## GIVEN RECORDS
>> START
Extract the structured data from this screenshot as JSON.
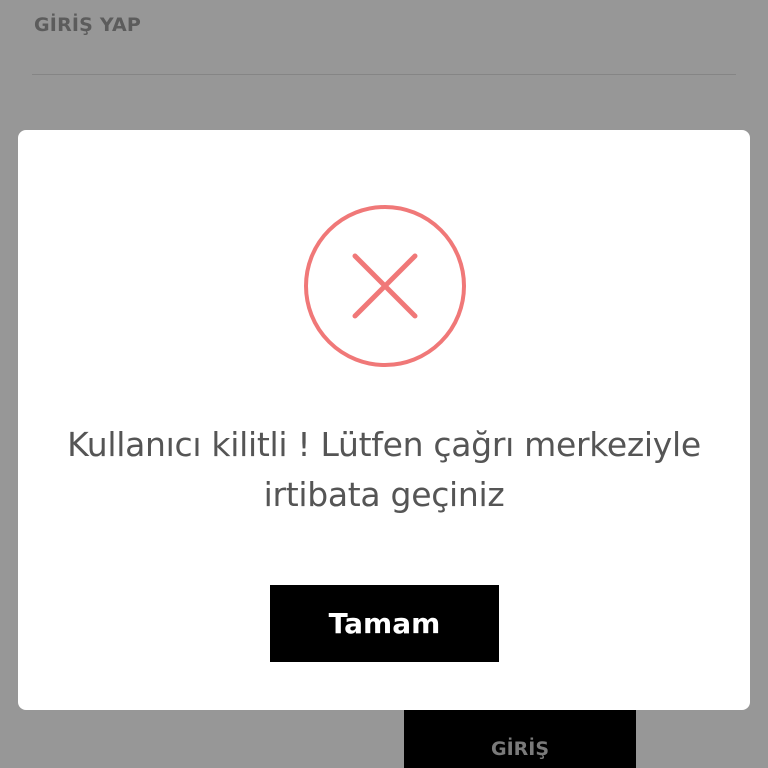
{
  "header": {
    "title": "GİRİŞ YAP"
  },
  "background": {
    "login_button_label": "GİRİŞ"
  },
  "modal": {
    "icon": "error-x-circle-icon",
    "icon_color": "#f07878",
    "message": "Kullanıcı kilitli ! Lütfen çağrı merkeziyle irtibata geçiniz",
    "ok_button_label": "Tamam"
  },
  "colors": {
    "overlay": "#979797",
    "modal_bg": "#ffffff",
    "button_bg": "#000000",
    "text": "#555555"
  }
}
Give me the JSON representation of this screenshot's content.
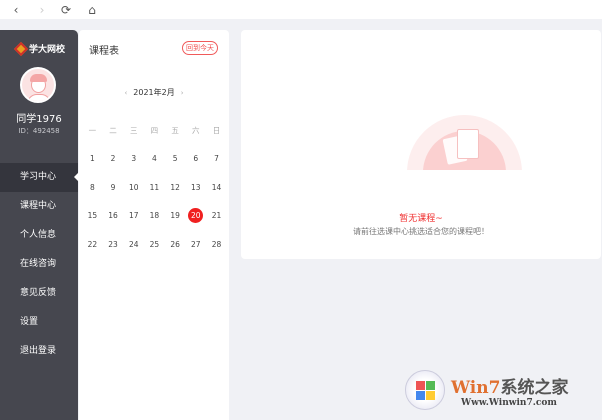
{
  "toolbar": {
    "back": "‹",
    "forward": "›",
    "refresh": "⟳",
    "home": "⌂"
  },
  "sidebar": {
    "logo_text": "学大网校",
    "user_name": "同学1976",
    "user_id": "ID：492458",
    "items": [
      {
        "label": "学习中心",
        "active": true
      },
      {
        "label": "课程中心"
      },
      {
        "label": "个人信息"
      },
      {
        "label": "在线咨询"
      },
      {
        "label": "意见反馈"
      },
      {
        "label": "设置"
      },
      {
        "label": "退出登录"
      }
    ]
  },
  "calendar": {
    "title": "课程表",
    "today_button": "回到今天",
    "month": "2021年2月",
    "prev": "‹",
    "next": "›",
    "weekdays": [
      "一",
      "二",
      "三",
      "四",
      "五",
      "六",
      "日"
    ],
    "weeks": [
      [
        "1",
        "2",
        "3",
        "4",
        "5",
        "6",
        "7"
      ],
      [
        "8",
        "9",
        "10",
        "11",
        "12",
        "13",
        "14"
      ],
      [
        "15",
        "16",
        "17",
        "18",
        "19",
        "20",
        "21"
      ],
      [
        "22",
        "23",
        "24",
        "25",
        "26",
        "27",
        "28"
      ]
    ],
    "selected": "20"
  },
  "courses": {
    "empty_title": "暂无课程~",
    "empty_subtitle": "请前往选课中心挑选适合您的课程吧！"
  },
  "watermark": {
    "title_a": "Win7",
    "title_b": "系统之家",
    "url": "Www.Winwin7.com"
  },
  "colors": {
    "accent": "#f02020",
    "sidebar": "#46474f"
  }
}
>> END
>> START
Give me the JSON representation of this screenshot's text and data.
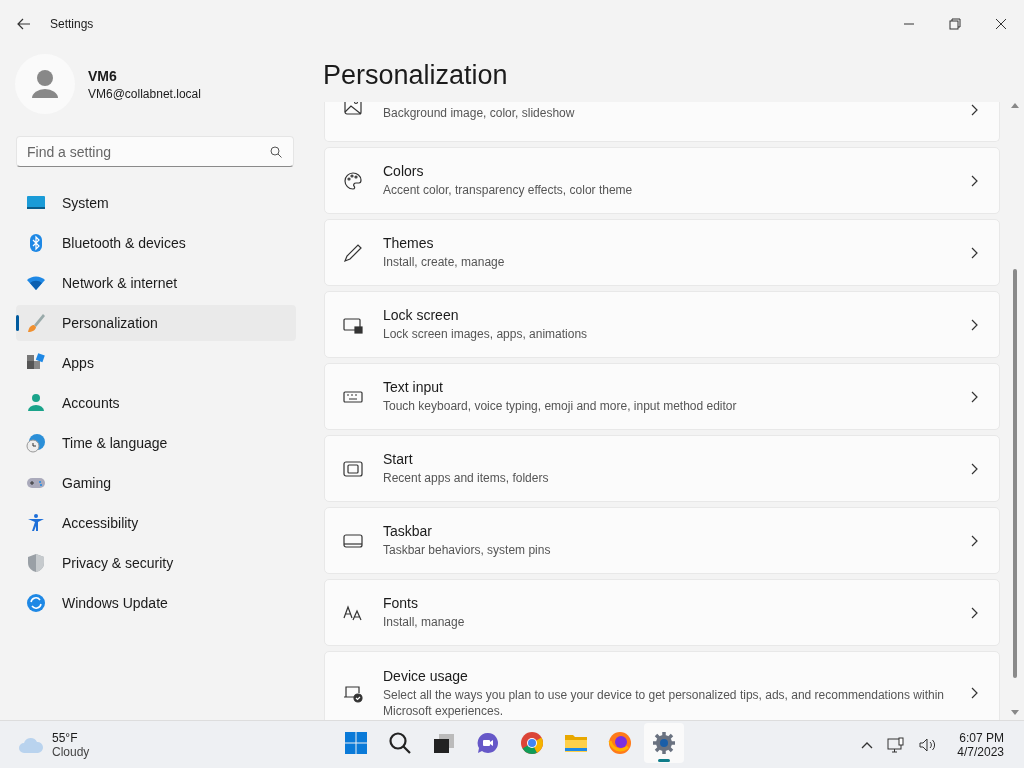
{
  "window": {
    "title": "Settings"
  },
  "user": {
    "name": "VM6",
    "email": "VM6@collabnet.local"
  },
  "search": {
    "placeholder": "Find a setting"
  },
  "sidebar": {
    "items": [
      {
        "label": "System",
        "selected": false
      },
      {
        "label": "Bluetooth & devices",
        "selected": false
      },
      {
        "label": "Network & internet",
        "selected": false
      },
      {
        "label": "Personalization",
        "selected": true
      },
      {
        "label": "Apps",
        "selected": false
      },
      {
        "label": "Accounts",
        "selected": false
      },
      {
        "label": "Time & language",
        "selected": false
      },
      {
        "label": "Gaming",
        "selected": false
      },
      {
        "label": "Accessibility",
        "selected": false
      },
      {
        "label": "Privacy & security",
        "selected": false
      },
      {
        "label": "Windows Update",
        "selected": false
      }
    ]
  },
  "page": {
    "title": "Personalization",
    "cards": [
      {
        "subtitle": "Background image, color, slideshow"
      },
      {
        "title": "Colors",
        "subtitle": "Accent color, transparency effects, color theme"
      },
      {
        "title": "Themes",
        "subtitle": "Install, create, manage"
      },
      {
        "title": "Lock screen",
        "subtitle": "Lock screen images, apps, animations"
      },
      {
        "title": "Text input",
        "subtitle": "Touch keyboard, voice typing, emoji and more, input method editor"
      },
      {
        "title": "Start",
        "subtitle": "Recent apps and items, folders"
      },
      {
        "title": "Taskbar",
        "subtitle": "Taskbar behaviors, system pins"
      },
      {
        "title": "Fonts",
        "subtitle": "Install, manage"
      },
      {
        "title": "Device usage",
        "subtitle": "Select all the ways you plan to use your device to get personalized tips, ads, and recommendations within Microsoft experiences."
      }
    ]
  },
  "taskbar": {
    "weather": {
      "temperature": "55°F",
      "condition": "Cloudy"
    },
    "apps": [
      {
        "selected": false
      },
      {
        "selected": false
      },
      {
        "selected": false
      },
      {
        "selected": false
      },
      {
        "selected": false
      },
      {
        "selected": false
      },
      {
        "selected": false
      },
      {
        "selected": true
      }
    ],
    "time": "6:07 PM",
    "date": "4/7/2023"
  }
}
>> END
## GIVEN TASK
Give the count of lines holding the word "this" and nothing more.

## EXERCISE OUTPUT
3